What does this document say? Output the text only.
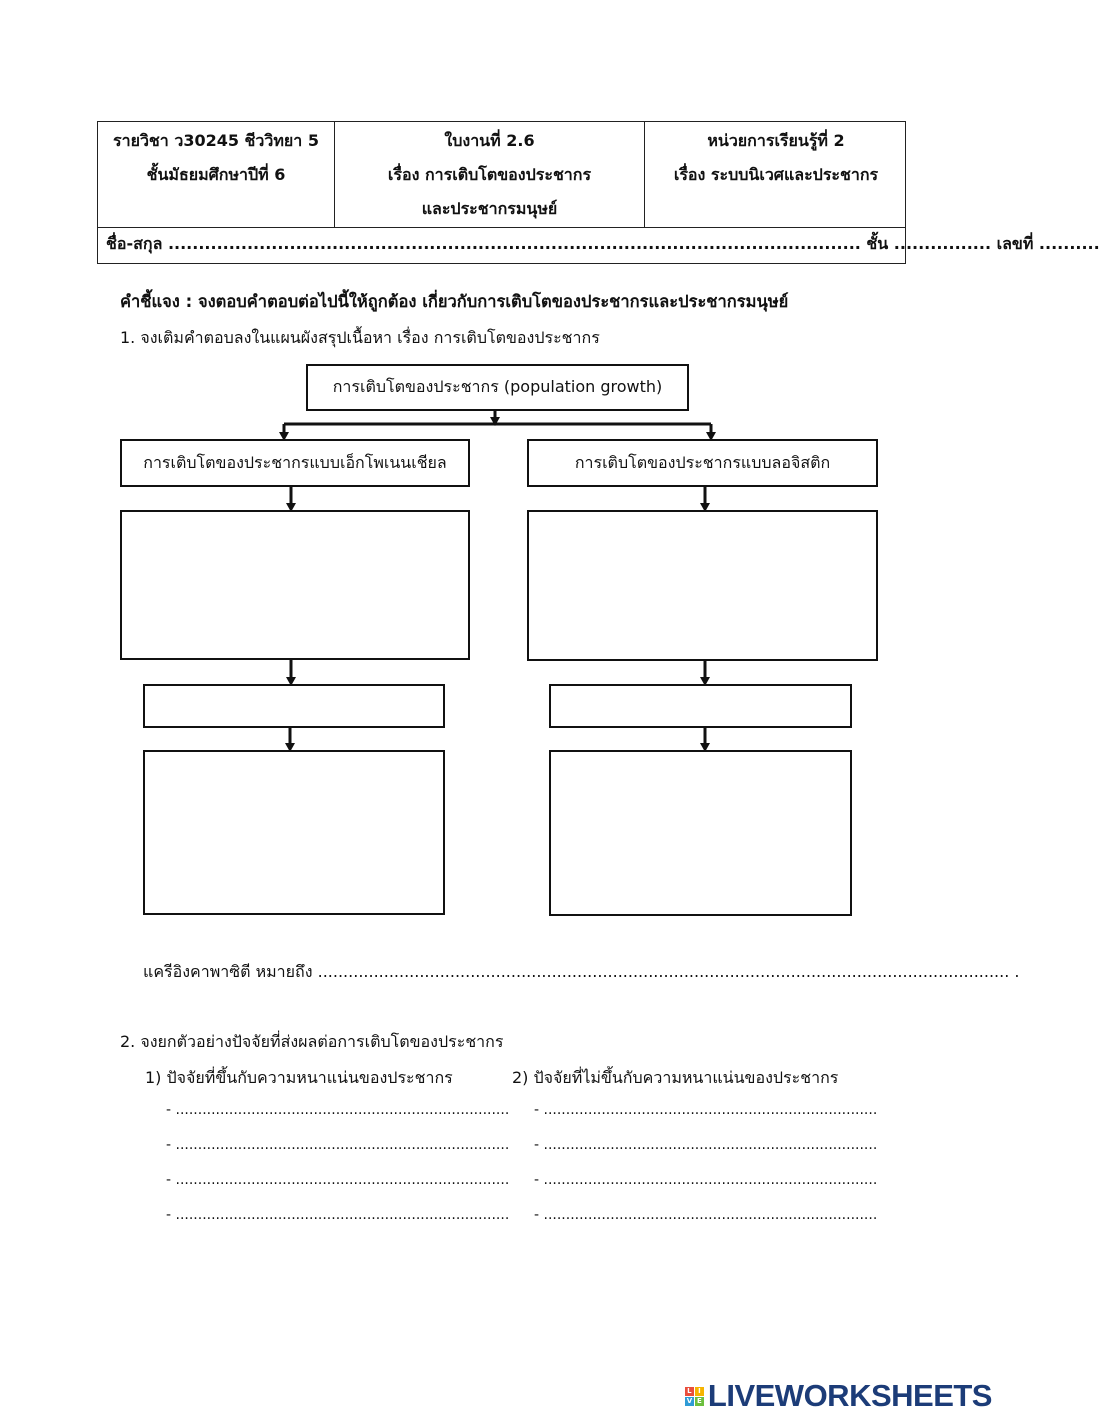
รายวิชา ว30245 ชีววิทยา 5
ชั้นมัธยมศึกษาปีที่ 6
ใบงานที่ 2.6
เรื่อง การเติบโตของประชากร
และประชากรมนุษย์
หน่วยการเรียนรู้ที่ 2
เรื่อง ระบบนิเวศและประชากร
ชื่อ-สกุล .................................................................................................................. ชั้น ................ เลขที่ ..........
คำชี้แจง : จงตอบคำตอบต่อไปนี้ให้ถูกต้อง เกี่ยวกับการเติบโตของประชากรและประชากรมนุษย์
1. จงเติมคำตอบลงในแผนผังสรุปเนื้อหา เรื่อง การเติบโตของประชากร
การเติบโตของประชากร (population growth)
การเติบโตของประชากรแบบเอ็กโพเนนเชียล	การเติบโตของประชากรแบบลอจิสติก
แครีอิงคาพาซิตี หมายถึง ........................................................................................................................................ .
2. จงยกตัวอย่างปัจจัยที่ส่งผลต่อการเติบโตของประชากร
1) ปัจจัยที่ขึ้นกับความหนาแน่นของประชากร	2) ปัจจัยที่ไม่ขึ้นกับความหนาแน่นของประชากร
- ...........................................................................
- ...........................................................................
- ...........................................................................
- ...........................................................................
- ...........................................................................
- ...........................................................................
- ...........................................................................
- ...........................................................................
L I
V E LIVEWORKSHEETS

# Exercise requirements
Will you restate every entry word for word and omit the images?

# Result
What does this document say? Output the text only.
รายวิชา ว30245 ชีววิทยา 5
ชั้นมัธยมศึกษาปีที่ 6
ใบงานที่ 2.6
เรื่อง การเติบโตของประชากร
และประชากรมนุษย์
หน่วยการเรียนรู้ที่ 2
เรื่อง ระบบนิเวศและประชากร
ชื่อ-สกุล .................................................................................................................. ชั้น ................ เลขที่ ..........
คำชี้แจง : จงตอบคำตอบต่อไปนี้ให้ถูกต้อง เกี่ยวกับการเติบโตของประชากรและประชากรมนุษย์
1. จงเติมคำตอบลงในแผนผังสรุปเนื้อหา เรื่อง การเติบโตของประชากร
การเติบโตของประชากร (population growth)
การเติบโตของประชากรแบบเอ็กโพเนนเชียล	การเติบโตของประชากรแบบลอจิสติก
แครีอิงคาพาซิตี หมายถึง ........................................................................................................................................ .
2. จงยกตัวอย่างปัจจัยที่ส่งผลต่อการเติบโตของประชากร
1) ปัจจัยที่ขึ้นกับความหนาแน่นของประชากร	2) ปัจจัยที่ไม่ขึ้นกับความหนาแน่นของประชากร
- ...........................................................................
- ...........................................................................
- ...........................................................................
- ...........................................................................
- ...........................................................................
- ...........................................................................
- ...........................................................................
- ...........................................................................
L I
V E LIVEWORKSHEETS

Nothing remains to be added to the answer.